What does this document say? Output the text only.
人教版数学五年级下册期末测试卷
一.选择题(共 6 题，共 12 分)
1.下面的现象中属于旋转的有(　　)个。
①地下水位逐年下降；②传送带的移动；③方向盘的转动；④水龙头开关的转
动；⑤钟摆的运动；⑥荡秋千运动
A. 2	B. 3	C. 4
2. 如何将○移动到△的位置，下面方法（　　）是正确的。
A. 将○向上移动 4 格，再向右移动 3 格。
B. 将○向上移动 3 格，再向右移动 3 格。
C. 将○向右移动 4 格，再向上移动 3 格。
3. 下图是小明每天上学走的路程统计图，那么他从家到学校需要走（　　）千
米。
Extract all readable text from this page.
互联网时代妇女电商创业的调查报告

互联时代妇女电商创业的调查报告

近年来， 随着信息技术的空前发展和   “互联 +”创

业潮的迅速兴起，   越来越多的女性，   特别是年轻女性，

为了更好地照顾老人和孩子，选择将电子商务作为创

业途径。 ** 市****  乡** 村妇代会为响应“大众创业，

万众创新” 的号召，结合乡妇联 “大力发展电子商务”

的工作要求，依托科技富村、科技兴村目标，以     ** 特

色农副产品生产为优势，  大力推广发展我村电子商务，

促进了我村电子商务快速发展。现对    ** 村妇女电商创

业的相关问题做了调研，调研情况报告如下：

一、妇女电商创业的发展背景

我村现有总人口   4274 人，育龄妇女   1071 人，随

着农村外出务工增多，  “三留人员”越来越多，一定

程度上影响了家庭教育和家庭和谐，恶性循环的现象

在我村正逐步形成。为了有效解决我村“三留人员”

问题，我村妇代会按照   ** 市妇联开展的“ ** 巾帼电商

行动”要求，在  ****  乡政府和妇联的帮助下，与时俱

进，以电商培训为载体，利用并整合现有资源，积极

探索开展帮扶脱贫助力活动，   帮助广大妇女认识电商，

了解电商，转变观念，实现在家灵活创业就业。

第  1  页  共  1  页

— What needs to be done —
Only the number should be given: how many lines of the data contain the word "三留人员"?

— The result —
2